TASK BRIEF> Copy each line of the entries beneath that contains the word "okupatu".

Stored data>
--- start ---
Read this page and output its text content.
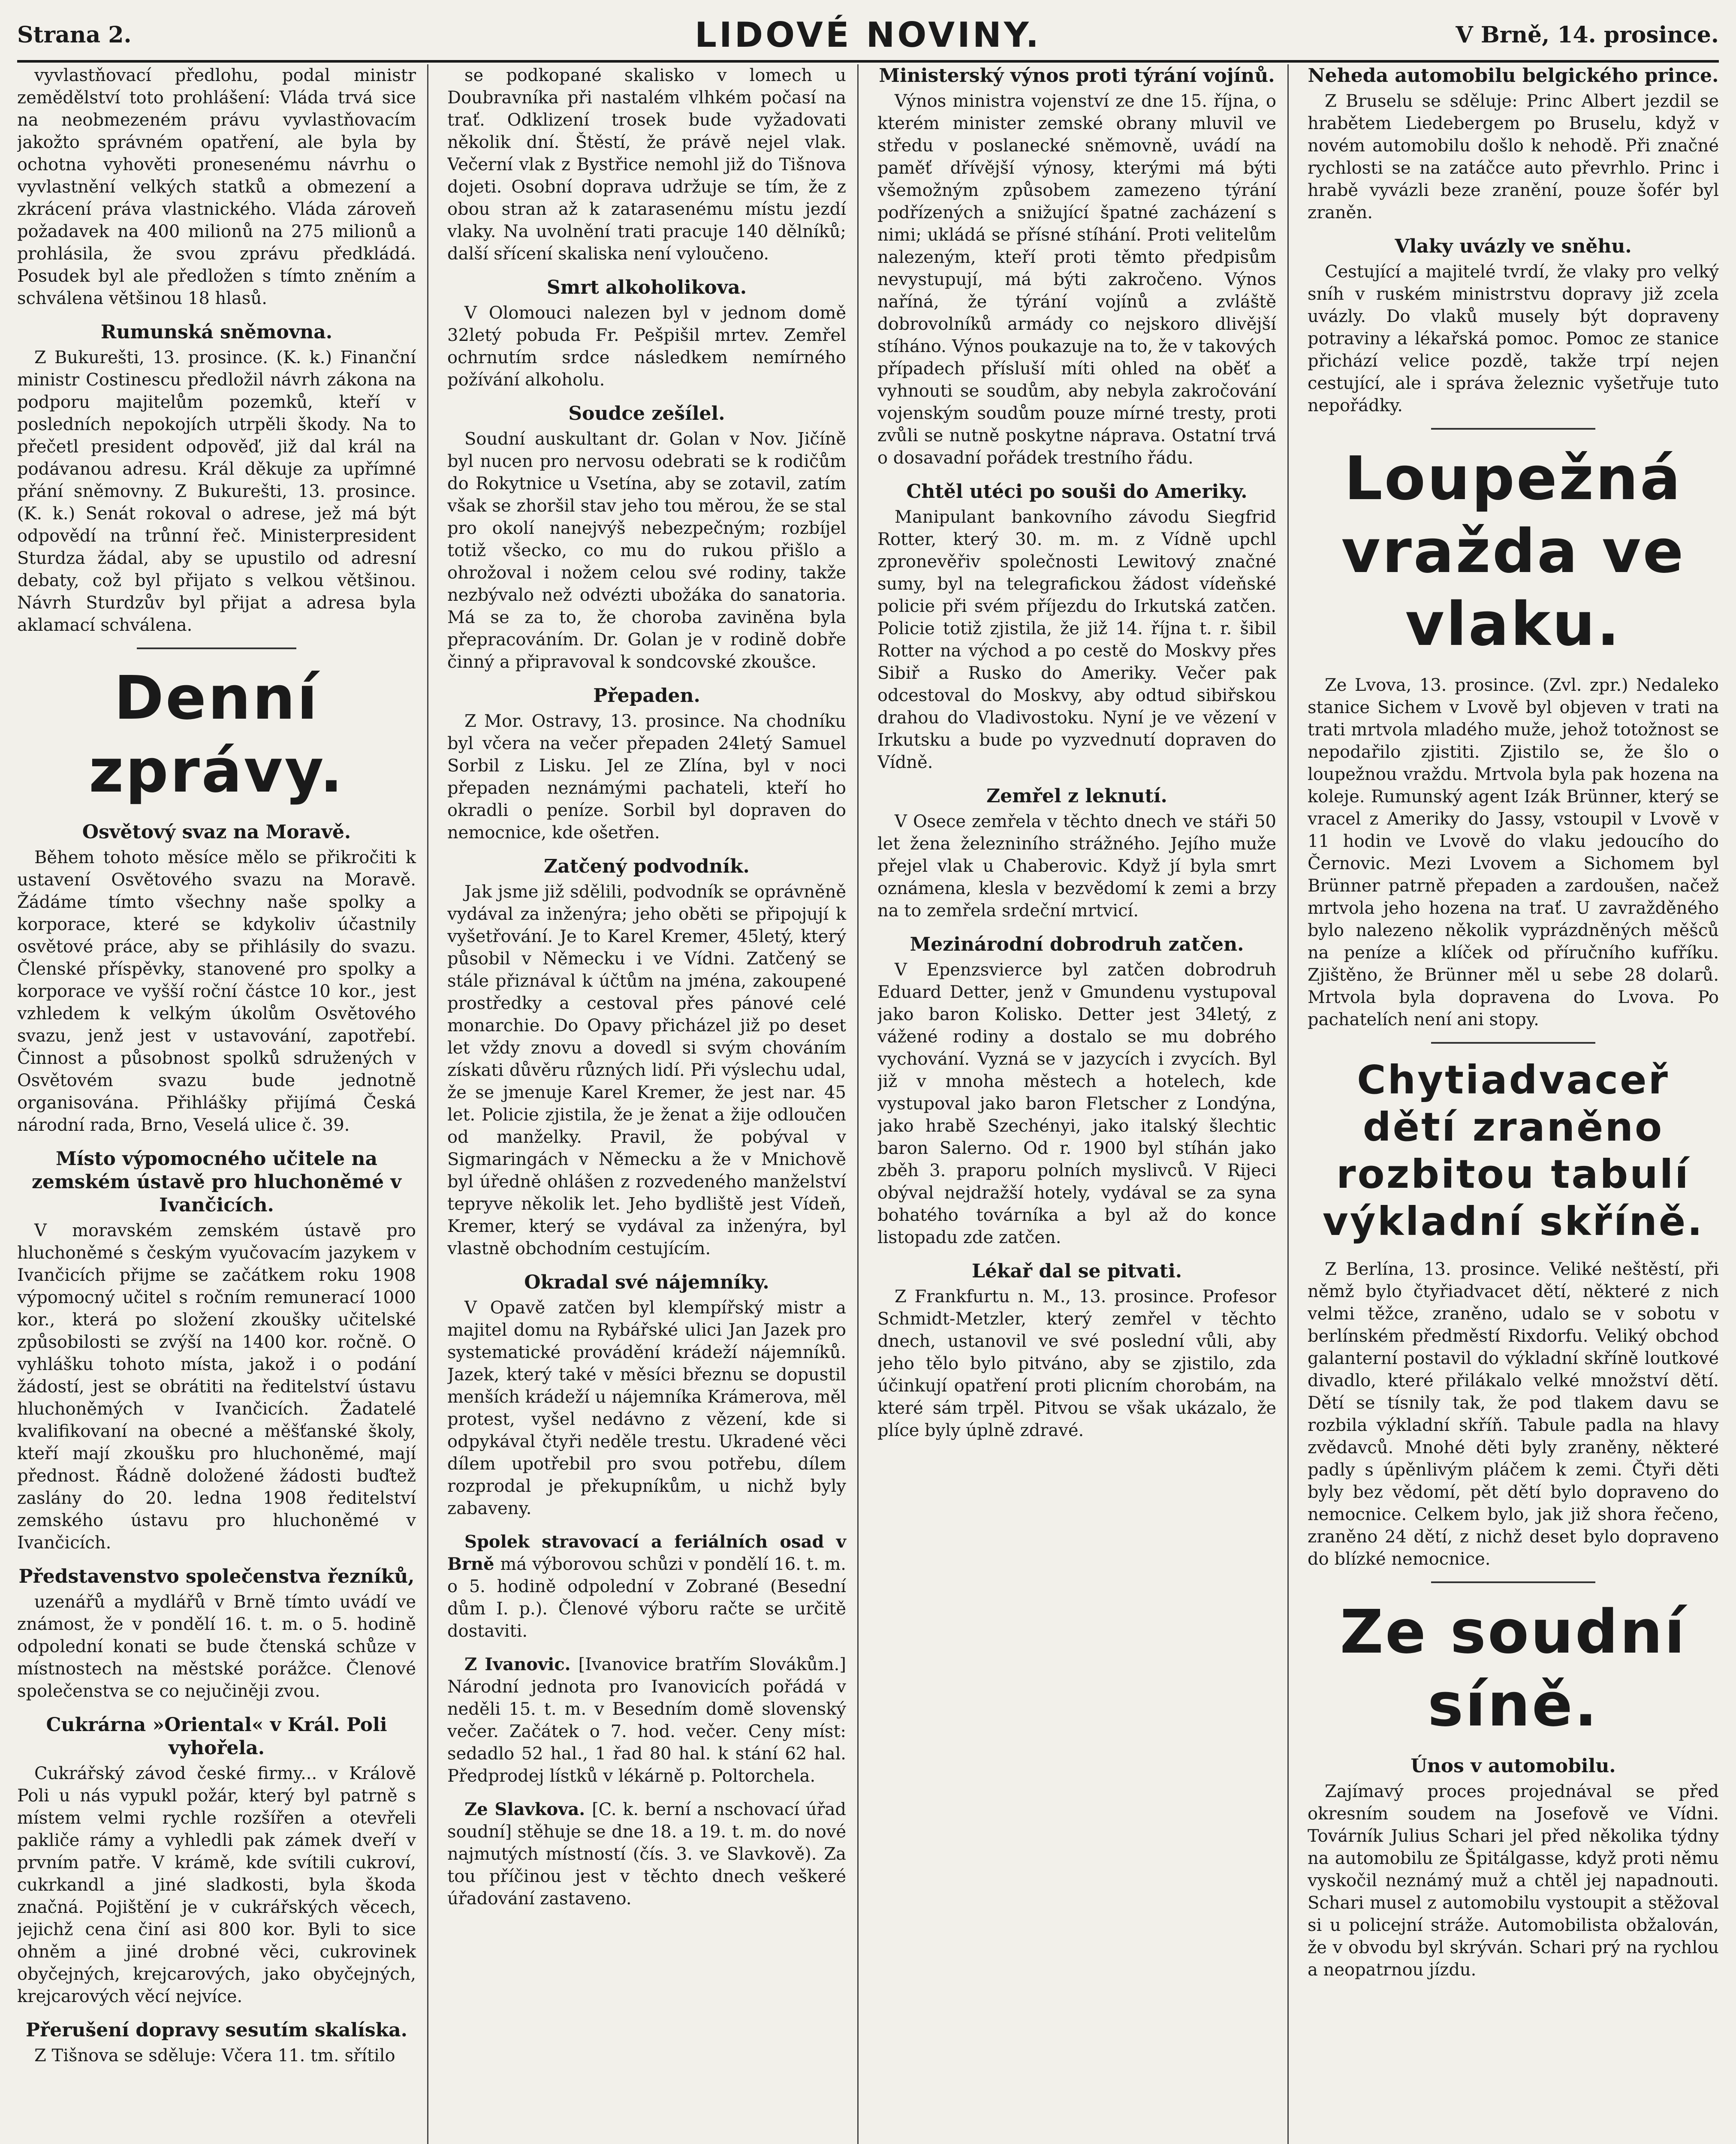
Strana 2.	LIDOVÉ NOVINY.	V Brně, 14. prosince.

vyvlastňovací předlohu, podal ministr zemědělství toto prohlášení: Vláda trvá sice na neobmezeném právu vyvlastňovacím jakožto správném opatření, ale byla by ochotna vyhověti pronesenému návrhu o vyvlastnění velkých statků a obmezení a zkrácení práva vlastnického. Vláda zároveň požadavek na 400 milionů na 275 milionů a prohlásila, že svou zprávu předkládá. Posudek byl ale předložen s tímto zněním a schválena většinou 18 hlasů.

Rumunská sněmovna.

Z Bukurešti, 13. prosince. (K. k.) Finanční ministr Costinescu předložil návrh zákona na podporu majitelům pozemků, kteří v posledních nepokojích utrpěli škody. Na to přečetl president odpověď, již dal král na podávanou adresu. Král děkuje za upřímné přání sněmovny. Z Bukurešti, 13. prosince. (K. k.) Senát rokoval o adrese, jež má být odpovědí na trůnní řeč. Ministerpresident Sturdza žádal, aby se upustilo od adresní debaty, což byl přijato s velkou většinou. Návrh Sturdzův byl přijat a adresa byla aklamací schválena.

Denní zprávy.
Osvětový svaz na Moravě.

Během tohoto měsíce mělo se přikročiti k ustavení Osvětového svazu na Moravě. Žádáme tímto všechny naše spolky a korporace, které se kdykoliv účastnily osvětové práce, aby se přihlásily do svazu. Členské příspěvky, stanovené pro spolky a korporace ve vyšší roční částce 10 kor., jest vzhledem k velkým úkolům Osvětového svazu, jenž jest v ustavování, zapotřebí. Činnost a působnost spolků sdružených v Osvětovém svazu bude jednotně organisována. Přihlášky přijímá Česká národní rada, Brno, Veselá ulice č. 39.

Místo výpomocného učitele na zemském ústavě pro hluchoněmé v Ivančicích.

V moravském zemském ústavě pro hluchoněmé s českým vyučovacím jazykem v Ivančicích přijme se začátkem roku 1908 výpomocný učitel s ročním remunerací 1000 kor., která po složení zkoušky učitelské způsobilosti se zvýší na 1400 kor. ročně. O vyhlášku tohoto místa, jakož i o podání žádostí, jest se obrátiti na ředitelství ústavu hluchoněmých v Ivančicích. Žadatelé kvalifikovaní na obecné a měšťanské školy, kteří mají zkoušku pro hluchoněmé, mají přednost. Řádně doložené žádosti buďtež zaslány do 20. ledna 1908 ředitelství zemského ústavu pro hluchoněmé v Ivančicích.

Představenstvo společenstva řezníků,

uzenářů a mydlářů v Brně tímto uvádí ve známost, že v pondělí 16. t. m. o 5. hodině odpolední konati se bude čtenská schůze v místnostech na městské porážce. Členové společenstva se co nejučiněji zvou.

Cukrárna »Oriental« v Král. Poli vyhořela.

Cukrářský závod české firmy... v Králově Poli u nás vypukl požár, který byl patrně s místem velmi rychle rozšířen a otevřeli pakliče rámy a vyhledli pak zámek dveří v prvním patře. V krámě, kde svítili cukroví, cukrkandl a jiné sladkosti, byla škoda značná. Pojištění je v cukrářských věcech, jejichž cena činí asi 800 kor. Byli to sice ohněm a jiné drobné věci, cukrovinek obyčejných, krejcarových, jako obyčejných, krejcarových věcí nejvíce.

Přerušení dopravy sesutím skalíska.

Z Tišnova se sděluje: Včera 11. tm. sřítilo

se podkopané skalisko v lomech u Doubravníka při nastalém vlhkém počasí na trať. Odklizení trosek bude vyžadovati několik dní. Štěstí, že právě nejel vlak. Večerní vlak z Bystřice nemohl již do Tišnova dojeti. Osobní doprava udržuje se tím, že z obou stran až k zatarasenému místu jezdí vlaky. Na uvolnění trati pracuje 140 dělníků; další sřícení skaliska není vyloučeno.

Smrt alkoholikova.

V Olomouci nalezen byl v jednom domě 32letý pobuda Fr. Pešpišil mrtev. Zemřel ochrnutím srdce následkem nemírného požívání alkoholu.

Soudce zešílel.

Soudní auskultant dr. Golan v Nov. Jičíně byl nucen pro nervosu odebrati se k rodičům do Rokytnice u Vsetína, aby se zotavil, zatím však se zhoršil stav jeho tou měrou, že se stal pro okolí nanejvýš nebezpečným; rozbíjel totiž všecko, co mu do rukou přišlo a ohrožoval i nožem celou své rodiny, takže nezbývalo než odvézti ubožáka do sanatoria. Má se za to, že choroba zaviněna byla přepracováním. Dr. Golan je v rodině dobře činný a připravoval k sondcovské zkoušce.

Přepaden.

Z Mor. Ostravy, 13. prosince. Na chodníku byl včera na večer přepaden 24letý Samuel Sorbil z Lisku. Jel ze Zlína, byl v noci přepaden neznámými pachateli, kteří ho okradli o peníze. Sorbil byl dopraven do nemocnice, kde ošetřen.

Zatčený podvodník.

Jak jsme již sdělili, podvodník se oprávněně vydával za inženýra; jeho oběti se připojují k vyšetřování. Je to Karel Kremer, 45letý, který působil v Německu i ve Vídni. Zatčený se stále přiznával k účtům na jména, zakoupené prostředky a cestoval přes pánové celé monarchie. Do Opavy přicházel již po deset let vždy znovu a dovedl si svým chováním získati důvěru různých lidí. Při výslechu udal, že se jmenuje Karel Kremer, že jest nar. 45 let. Policie zjistila, že je ženat a žije odloučen od manželky. Pravil, že pobýval v Sigmaringách v Německu a že v Mnichově byl úředně ohlášen z rozvedeného manželství tepryve několik let. Jeho bydliště jest Vídeň, Kremer, který se vydával za inženýra, byl vlastně obchodním cestujícím.

Okradal své nájemníky.

V Opavě zatčen byl klempířský mistr a majitel domu na Rybářské ulici Jan Jazek pro systematické provádění krádeží nájemníků. Jazek, který také v měsíci březnu se dopustil menších krádeží u nájemníka Krámerova, měl protest, vyšel nedávno z vězení, kde si odpykával čtyři neděle trestu. Ukradené věci dílem upotřebil pro svou potřebu, dílem rozprodal je překupníkům, u nichž byly zabaveny.

Spolek stravovací a feriálních osad v Brně má výborovou schůzi v pondělí 16. t. m. o 5. hodině odpolední v Zobrané (Besední dům I. p.). Členové výboru račte se určitě dostaviti.

Z Ivanovic. [Ivanovice bratřím Slovákům.] Národní jednota pro Ivanovicích pořádá v neděli 15. t. m. v Besedním domě slovenský večer. Začátek o 7. hod. večer. Ceny míst: sedadlo 52 hal., 1 řad 80 hal. k stání 62 hal. Předprodej lístků v lékárně p. Poltorchela.

Ze Slavkova. [C. k. berní a nschovací úřad soudní] stěhuje se dne 18. a 19. t. m. do nové najmutých místností (čís. 3. ve Slavkově). Za tou příčinou jest v těchto dnech veškeré úřadování zastaveno.

Ministerský výnos proti týrání vojínů.

Výnos ministra vojenství ze dne 15. října, o kterém minister zemské obrany mluvil ve středu v poslanecké sněmovně, uvádí na paměť dřívější výnosy, kterými má býti všemožným způsobem zamezeno týrání podřízených a snižující špatné zacházení s nimi; ukládá se přísné stíhání. Proti velitelům nalezeným, kteří proti těmto předpisům nevystupují, má býti zakročeno. Výnos naříná, že týrání vojínů a zvláště dobrovolníků armády co nejskoro dlivější stíháno. Výnos poukazuje na to, že v takových případech přísluší míti ohled na oběť a vyhnouti se soudům, aby nebyla zakročování vojenským soudům pouze mírné tresty, proti zvůli se nutně poskytne náprava. Ostatní trvá o dosavadní pořádek trestního řádu.

Chtěl utéci po souši do Ameriky.

Manipulant bankovního závodu Siegfrid Rotter, který 30. m. m. z Vídně upchl zpronevěřiv společnosti Lewitový značné sumy, byl na telegrafickou žádost vídeňské policie při svém příjezdu do Irkutská zatčen. Policie totiž zjistila, že již 14. října t. r. šibil Rotter na východ a po cestě do Moskvy přes Sibiř a Rusko do Ameriky. Večer pak odcestoval do Moskvy, aby odtud sibiřskou drahou do Vladivostoku. Nyní je ve vězení v Irkutsku a bude po vyzvednutí dopraven do Vídně.

Zemřel z leknutí.

V Osece zemřela v těchto dnech ve stáři 50 let žena železniního strážného. Jejího muže přejel vlak u Chaberovic. Když jí byla smrt oznámena, klesla v bezvědomí k zemi a brzy na to zemřela srdeční mrtvicí.

Mezinárodní dobrodruh zatčen.

V Epenzsvierce byl zatčen dobrodruh Eduard Detter, jenž v Gmundenu vystupoval jako baron Kolisko. Detter jest 34letý, z vážené rodiny a dostalo se mu dobrého vychování. Vyzná se v jazycích i zvycích. Byl již v mnoha městech a hotelech, kde vystupoval jako baron Fletscher z Londýna, jako hrabě Szechényi, jako italský šlechtic baron Salerno. Od r. 1900 byl stíhán jako zběh 3. praporu polních myslivců. V Rijeci obýval nejdražší hotely, vydával se za syna bohatého továrníka a byl až do konce listopadu zde zatčen.

Lékař dal se pitvati.

Z Frankfurtu n. M., 13. prosince. Profesor Schmidt-Metzler, který zemřel v těchto dnech, ustanovil ve své poslední vůli, aby jeho tělo bylo pitváno, aby se zjistilo, zda účinkují opatření proti plicním chorobám, na které sám trpěl. Pitvou se však ukázalo, že plíce byly úplně zdravé.

Neheda automobilu belgického prince.

Z Bruselu se sděluje: Princ Albert jezdil se hrabětem Liedebergem po Bruselu, když v novém automobilu došlo k nehodě. Při značné rychlosti se na zatáčce auto převrhlo. Princ i hrabě vyvázli beze zranění, pouze šofér byl zraněn.

Vlaky uvázly ve sněhu.

Cestující a majitelé tvrdí, že vlaky pro velký sníh v ruském ministrstvu dopravy již zcela uvázly. Do vlaků musely být dopraveny potraviny a lékařská pomoc. Pomoc ze stanice přichází velice pozdě, takže trpí nejen cestující, ale i správa železnic vyšetřuje tuto nepořádky.

Loupežná vražda ve vlaku.

Ze Lvova, 13. prosince. (Zvl. zpr.) Nedaleko stanice Sichem v Lvově byl objeven v trati na trati mrtvola mladého muže, jehož totožnost se nepodařilo zjistiti. Zjistilo se, že šlo o loupežnou vraždu. Mrtvola byla pak hozena na koleje. Rumunský agent Izák Brünner, který se vracel z Ameriky do Jassy, vstoupil v Lvově v 11 hodin ve Lvově do vlaku jedoucího do Černovic. Mezi Lvovem a Sichomem byl Brünner patrně přepaden a zardoušen, načež mrtvola jeho hozena na trať. U zavražděného bylo nalezeno několik vyprázdněných měšců na peníze a klíček od příručního kufříku. Zjištěno, že Brünner měl u sebe 28 dolarů. Mrtvola byla dopravena do Lvova. Po pachatelích není ani stopy.

Chytiadvaceř dětí zraněno rozbitou tabulí výkladní skříně.

Z Berlína, 13. prosince. Veliké neštěstí, při němž bylo čtyřiadvacet dětí, některé z nich velmi těžce, zraněno, udalo se v sobotu v berlínském předměstí Rixdorfu. Veliký obchod galanterní postavil do výkladní skříně loutkové divadlo, které přilákalo velké množství dětí. Dětí se tísnily tak, že pod tlakem davu se rozbila výkladní skříň. Tabule padla na hlavy zvědavců. Mnohé děti byly zraněny, některé padly s úpěnlivým pláčem k zemi. Čtyři děti byly bez vědomí, pět dětí bylo dopraveno do nemocnice. Celkem bylo, jak již shora řečeno, zraněno 24 dětí, z nichž deset bylo dopraveno do blízké nemocnice.

Ze soudní síně.
Únos v automobilu.

Zajímavý proces projednával se před okresním soudem na Josefově ve Vídni. Továrník Julius Schari jel před několika týdny na automobilu ze Špitálgasse, když proti němu vyskočil neznámý muž a chtěl jej napadnouti. Schari musel z automobilu vystoupit a stěžoval si u policejní stráže. Automobilista obžalován, že v obvodu byl skrýván. Schari prý na rychlou a neopatrnou jízdu.
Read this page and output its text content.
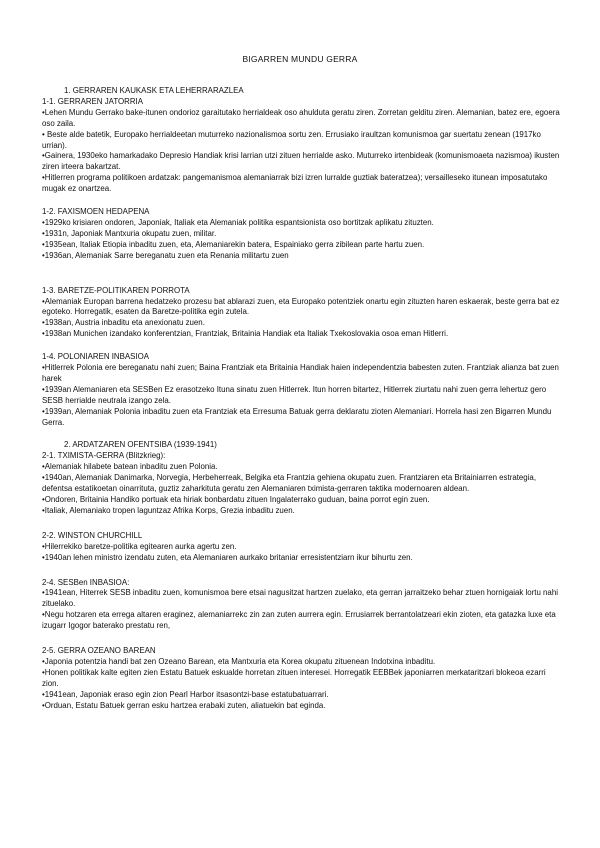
BIGARREN MUNDU GERRA

1. GERRAREN KAUKASK ETA LEHERRARAZLEA

1-1. GERRAREN JATORRIA

•Lehen Mundu Gerrako bake-itunen ondorioz garaitutako herrialdeak oso ahulduta geratu ziren. Zorretan gelditu ziren. Alemanian, batez ere, egoera oso zaila.

• Beste alde batetik, Europako herrialdeetan muturreko nazionalismoa sortu zen. Errusiako iraultzan komunismoa gar suertatu zenean (1917ko urrian).

•Gainera, 1930eko hamarkadako Depresio Handiak krisi larrian utzi zituen herrialde asko. Muturreko irtenbideak (komunismoaeta nazismoa) ikusten ziren irteera bakartzat.

•Hitlerren programa politikoen ardatzak: pangemanismoa alemaniarrak bizi izren lurralde guztiak bateratzea); versailleseko itunean imposatutako mugak ez onartzea.

1-2. FAXISMOEN HEDAPENA

•1929ko krisiaren ondoren, Japoniak, Italiak eta Alemaniak politika espantsionista oso bortitzak aplikatu zituzten.

•1931n, Japoniak Mantxuria okupatu zuen, militar.

•1935ean, Italiak Etiopia inbaditu zuen, eta, Alemaniarekin batera, Espainiako gerra zibilean parte hartu zuen.

•1936an, Alemaniak Sarre bereganatu zuen eta Renania militartu zuen

1-3. BARETZE-POLITIKAREN PORROTA

•Alemaniak Europan barrena hedatzeko prozesu bat ablarazi zuen, eta Europako potentziek onartu egin zituzten haren eskaerak, beste gerra bat ez egoteko. Horregatik, esaten da Baretze-politika egin zutela.

•1938an, Austria inbaditu eta anexionatu zuen.

•1938an Munichen izandako konferentzian, Frantziak, Britainia Handiak eta Italiak Txekoslovakia osoa eman Hitlerri.

1-4. POLONIAREN INBASIOA

•Hitlerrek Polonia ere bereganatu nahi zuen; Baina Frantziak eta Britainia Handiak haien independentzia babesten zuten. Frantziak alianza bat zuen harek

•1939an Alemaniaren eta SESBen Ez erasotzeko Ituna sinatu zuen Hitlerrek. Itun horren bitartez, Hitlerrek ziurtatu nahi zuen gerra lehertuz gero SESB herrialde neutrala izango zela.

•1939an, Alemaniak Polonia inbaditu zuen eta Frantziak eta Erresuma Batuak gerra deklaratu zioten Alemaniari. Horrela hasi zen Bigarren Mundu Gerra.

2. ARDATZAREN OFENTSIBA (1939-1941)

2-1. TXIMISTA-GERRA (Blitzkrieg):

•Alemaniak hilabete batean inbaditu zuen Polonia.

•1940an, Alemaniak Danimarka, Norvegia, Herbeherreak, Belgika eta Frantzia gehiena okupatu zuen. Frantziaren eta Britainiarren estrategia, defentsa estatikoetan oinarrituta, guztiz zaharkituta geratu zen Alemaniaren tximista-gerraren taktika modernoaren aldean.

•Ondoren, Britainia Handiko portuak eta hiriak bonbardatu zituen Ingalaterrako guduan, baina porrot egin zuen.

•Italiak, Alemaniako tropen laguntzaz Afrika Korps, Grezia inbaditu zuen.

2-2. WINSTON CHURCHILL

•Hilerrekiko baretze-politika egitearen aurka agertu zen.

•1940an lehen ministro izendatu zuten, eta Alemaniaren aurkako britaniar erresistentziarn ikur bihurtu zen.

2-4. SESBen INBASIOA:

•1941ean, Hiterrek SESB inbaditu zuen, komunismoa bere etsai nagusitzat hartzen zuelako, eta gerran jarraitzeko behar ztuen hornigaiak lortu nahi zituelako.

•Negu hotzaren eta errega altaren eraginez, alemaniarrekc zin zan zuten aurrera egin. Errusiarrek berrantolatzeari ekin zioten, eta gatazka luxe eta izugarr Igogor baterako prestatu ren,

2-5. GERRA OZEANO BAREAN

•Japonia potentzia handi bat zen Ozeano Barean, eta Mantxuria eta Korea okupatu zituenean Indotxina inbaditu.

•Honen politikak kalte egiten zien Estatu Batuek eskualde horretan zituen interesei. Horregatik EEBBek japoniarren merkataritzari blokeoa ezarri zion.

•1941ean, Japoniak eraso egin zion Pearl Harbor itsasontzi-base estatubatuarrari.

•Orduan, Estatu Batuek gerran esku hartzea erabaki zuten, aliatuekin bat eginda.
--- end ---
ANSWER TO THIS PROBLEM>
•1931n, Japoniak Mantxuria okupatu zuen, militar.
•1940an, Alemaniak Danimarka, Norvegia, Herbeherreak, Belgika eta Frantzia gehiena okupatu zuen. Frantziaren eta Britainiarren estrategia, defentsa estatikoetan oinarrituta, guztiz zaharkituta geratu zen Alemaniaren tximista-gerraren taktika modernoaren aldean.
•Japonia potentzia handi bat zen Ozeano Barean, eta Mantxuria eta Korea okupatu zituenean Indotxina inbaditu.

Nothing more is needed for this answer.